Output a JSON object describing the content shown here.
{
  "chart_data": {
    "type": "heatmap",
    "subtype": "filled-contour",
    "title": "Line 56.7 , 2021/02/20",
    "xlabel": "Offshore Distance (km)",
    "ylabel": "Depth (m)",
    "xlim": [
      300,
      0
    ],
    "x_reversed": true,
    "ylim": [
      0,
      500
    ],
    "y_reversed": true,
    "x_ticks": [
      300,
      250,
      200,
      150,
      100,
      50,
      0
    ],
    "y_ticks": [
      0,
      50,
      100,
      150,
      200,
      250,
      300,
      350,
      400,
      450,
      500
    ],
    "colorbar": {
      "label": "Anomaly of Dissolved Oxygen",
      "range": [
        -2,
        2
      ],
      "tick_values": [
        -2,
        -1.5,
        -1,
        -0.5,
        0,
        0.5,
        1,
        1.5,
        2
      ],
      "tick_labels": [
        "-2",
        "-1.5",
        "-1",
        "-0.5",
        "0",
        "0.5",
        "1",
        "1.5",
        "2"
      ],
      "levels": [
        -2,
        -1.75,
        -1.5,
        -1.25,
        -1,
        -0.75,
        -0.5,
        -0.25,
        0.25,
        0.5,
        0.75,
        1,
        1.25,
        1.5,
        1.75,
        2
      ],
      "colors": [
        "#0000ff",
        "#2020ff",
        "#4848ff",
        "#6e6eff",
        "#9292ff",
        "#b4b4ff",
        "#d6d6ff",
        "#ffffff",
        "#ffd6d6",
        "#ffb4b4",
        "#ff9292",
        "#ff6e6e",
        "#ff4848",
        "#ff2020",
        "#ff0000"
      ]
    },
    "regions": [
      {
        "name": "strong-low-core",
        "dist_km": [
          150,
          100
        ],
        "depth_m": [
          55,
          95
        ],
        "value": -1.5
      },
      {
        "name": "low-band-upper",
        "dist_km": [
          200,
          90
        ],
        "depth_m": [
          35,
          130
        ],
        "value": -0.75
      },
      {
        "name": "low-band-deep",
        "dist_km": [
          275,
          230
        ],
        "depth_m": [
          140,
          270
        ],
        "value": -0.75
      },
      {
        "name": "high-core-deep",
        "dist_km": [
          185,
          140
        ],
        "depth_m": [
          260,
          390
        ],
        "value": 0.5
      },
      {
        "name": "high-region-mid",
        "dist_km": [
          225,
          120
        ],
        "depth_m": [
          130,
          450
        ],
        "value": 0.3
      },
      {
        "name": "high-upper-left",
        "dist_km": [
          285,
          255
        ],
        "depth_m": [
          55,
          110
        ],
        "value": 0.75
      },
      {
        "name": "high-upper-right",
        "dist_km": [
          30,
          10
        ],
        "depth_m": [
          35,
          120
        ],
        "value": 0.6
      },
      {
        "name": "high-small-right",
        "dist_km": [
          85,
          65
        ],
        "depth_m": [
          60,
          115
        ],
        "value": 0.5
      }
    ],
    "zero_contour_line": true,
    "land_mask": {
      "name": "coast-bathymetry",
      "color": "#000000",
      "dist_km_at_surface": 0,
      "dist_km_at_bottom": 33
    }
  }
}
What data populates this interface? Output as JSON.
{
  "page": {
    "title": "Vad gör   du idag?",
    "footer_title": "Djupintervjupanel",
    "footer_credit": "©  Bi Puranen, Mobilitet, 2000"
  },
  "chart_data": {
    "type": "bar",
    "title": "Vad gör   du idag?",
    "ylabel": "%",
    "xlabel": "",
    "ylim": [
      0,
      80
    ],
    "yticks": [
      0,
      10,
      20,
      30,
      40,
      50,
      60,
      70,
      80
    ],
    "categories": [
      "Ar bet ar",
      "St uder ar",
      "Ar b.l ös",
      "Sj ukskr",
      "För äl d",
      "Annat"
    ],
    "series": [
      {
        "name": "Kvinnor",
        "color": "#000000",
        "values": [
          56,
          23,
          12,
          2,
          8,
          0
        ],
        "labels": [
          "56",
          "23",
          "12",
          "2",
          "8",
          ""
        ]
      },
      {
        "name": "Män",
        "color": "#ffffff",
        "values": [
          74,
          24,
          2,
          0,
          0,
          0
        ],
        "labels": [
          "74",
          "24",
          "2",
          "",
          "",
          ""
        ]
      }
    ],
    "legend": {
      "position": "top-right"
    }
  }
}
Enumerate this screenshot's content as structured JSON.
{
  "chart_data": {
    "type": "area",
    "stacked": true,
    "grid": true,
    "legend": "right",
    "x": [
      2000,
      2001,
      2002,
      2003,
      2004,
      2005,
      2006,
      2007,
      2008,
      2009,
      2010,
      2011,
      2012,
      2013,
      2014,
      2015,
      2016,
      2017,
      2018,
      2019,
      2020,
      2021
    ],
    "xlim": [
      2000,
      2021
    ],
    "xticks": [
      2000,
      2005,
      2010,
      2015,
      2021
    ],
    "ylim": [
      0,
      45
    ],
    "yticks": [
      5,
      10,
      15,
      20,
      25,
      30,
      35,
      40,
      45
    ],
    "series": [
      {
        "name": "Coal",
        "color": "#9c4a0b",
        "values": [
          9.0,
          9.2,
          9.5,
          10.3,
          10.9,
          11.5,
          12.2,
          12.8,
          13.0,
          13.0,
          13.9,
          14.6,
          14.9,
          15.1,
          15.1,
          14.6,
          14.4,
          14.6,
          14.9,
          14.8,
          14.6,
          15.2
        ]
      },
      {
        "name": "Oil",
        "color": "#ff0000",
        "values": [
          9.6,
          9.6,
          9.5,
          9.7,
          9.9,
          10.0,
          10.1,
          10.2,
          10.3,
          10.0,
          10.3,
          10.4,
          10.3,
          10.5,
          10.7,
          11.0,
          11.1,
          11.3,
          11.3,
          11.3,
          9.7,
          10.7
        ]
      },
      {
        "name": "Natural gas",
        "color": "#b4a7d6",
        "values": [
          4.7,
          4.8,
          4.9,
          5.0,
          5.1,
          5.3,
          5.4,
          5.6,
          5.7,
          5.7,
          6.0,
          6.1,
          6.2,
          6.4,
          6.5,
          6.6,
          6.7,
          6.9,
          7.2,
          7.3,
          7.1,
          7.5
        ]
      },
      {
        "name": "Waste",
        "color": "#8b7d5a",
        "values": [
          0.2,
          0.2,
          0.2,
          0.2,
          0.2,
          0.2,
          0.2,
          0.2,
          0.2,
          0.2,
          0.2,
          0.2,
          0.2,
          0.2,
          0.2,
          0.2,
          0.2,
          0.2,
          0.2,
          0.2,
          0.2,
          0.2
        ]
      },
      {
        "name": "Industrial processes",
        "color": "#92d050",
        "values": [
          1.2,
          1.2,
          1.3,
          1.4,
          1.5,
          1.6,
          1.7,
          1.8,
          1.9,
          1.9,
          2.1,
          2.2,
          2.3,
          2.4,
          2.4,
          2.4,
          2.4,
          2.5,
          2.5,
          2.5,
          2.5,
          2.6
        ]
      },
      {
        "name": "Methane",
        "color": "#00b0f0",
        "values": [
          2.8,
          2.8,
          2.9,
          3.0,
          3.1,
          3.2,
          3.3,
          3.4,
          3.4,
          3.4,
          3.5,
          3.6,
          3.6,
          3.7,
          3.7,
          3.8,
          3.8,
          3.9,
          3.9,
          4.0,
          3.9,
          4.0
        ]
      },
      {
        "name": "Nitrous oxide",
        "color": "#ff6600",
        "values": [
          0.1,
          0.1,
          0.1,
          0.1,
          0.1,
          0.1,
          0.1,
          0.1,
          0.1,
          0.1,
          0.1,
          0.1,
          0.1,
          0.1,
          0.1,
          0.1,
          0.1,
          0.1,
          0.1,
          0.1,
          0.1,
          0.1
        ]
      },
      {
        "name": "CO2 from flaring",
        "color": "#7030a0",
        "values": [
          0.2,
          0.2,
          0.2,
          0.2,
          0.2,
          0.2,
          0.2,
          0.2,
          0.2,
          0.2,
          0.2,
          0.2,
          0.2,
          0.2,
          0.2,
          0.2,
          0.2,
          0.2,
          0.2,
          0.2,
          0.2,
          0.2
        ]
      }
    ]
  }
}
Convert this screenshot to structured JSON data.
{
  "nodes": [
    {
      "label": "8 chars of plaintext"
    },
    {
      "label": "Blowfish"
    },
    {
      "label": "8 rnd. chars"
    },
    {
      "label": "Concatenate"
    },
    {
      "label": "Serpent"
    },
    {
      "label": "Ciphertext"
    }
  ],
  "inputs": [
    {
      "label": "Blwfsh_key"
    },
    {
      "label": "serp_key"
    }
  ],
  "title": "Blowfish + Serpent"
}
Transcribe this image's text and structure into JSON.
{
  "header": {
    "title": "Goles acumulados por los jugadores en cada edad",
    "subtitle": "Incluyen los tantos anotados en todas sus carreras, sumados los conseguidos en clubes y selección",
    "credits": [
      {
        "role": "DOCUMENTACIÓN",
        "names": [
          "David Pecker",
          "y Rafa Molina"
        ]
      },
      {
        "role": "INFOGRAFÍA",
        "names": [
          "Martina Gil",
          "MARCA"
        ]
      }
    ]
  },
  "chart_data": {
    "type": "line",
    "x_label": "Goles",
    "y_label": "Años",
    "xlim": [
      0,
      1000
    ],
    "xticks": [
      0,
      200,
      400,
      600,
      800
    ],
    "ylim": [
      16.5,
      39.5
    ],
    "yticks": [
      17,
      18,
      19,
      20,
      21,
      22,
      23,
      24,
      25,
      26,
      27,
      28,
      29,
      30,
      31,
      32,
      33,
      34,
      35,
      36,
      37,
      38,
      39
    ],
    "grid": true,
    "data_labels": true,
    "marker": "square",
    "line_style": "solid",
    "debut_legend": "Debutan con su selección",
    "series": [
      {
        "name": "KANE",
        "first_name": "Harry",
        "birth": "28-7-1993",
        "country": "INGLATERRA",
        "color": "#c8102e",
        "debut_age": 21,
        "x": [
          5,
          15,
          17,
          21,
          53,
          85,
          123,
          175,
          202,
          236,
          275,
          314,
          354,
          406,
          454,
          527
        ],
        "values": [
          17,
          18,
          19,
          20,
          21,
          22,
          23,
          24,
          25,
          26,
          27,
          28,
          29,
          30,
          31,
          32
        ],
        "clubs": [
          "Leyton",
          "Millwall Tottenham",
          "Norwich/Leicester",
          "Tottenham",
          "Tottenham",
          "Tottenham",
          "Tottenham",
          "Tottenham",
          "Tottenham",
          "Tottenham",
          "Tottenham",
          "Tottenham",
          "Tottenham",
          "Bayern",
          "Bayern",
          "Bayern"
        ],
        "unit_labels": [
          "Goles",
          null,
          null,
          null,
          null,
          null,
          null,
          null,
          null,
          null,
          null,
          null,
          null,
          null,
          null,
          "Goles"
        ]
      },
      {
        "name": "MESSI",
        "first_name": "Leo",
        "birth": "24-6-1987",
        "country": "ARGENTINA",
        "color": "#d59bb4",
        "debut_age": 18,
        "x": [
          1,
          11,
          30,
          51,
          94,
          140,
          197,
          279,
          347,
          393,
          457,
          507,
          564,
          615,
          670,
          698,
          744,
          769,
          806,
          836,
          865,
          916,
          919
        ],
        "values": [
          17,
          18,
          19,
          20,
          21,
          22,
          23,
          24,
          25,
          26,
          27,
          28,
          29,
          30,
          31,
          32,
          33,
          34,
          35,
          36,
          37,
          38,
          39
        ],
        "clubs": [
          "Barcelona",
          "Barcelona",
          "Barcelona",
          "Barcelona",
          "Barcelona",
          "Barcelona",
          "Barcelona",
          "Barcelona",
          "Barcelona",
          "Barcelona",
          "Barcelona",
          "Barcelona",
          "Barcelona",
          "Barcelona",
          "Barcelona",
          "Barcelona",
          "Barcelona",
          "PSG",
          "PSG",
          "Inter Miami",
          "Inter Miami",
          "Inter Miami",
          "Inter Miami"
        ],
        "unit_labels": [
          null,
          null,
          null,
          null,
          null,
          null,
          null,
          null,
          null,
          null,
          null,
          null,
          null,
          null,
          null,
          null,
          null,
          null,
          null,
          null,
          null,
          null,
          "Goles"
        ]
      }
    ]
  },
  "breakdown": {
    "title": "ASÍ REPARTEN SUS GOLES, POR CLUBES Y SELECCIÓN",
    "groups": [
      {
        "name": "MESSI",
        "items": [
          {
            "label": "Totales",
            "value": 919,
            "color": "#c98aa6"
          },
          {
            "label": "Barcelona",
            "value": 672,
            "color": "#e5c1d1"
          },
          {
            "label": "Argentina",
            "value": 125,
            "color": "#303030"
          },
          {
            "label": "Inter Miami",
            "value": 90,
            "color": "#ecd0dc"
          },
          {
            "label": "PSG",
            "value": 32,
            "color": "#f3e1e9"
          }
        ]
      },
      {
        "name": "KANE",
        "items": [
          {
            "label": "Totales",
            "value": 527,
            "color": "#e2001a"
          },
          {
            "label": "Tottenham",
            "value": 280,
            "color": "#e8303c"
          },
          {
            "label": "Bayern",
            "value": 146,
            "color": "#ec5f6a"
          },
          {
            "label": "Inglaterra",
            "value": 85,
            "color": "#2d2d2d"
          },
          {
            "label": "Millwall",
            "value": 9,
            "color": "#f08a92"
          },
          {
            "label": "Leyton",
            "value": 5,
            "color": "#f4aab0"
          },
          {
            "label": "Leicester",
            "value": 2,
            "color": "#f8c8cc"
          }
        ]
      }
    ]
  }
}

--*--

== Exercise brief ==
Your task is to gather every line with the word "right" and copy it.

== Exercise result ==
        "name": "high-upper-right",
        "name": "high-small-right",
      "position": "top-right"
    "legend": "right",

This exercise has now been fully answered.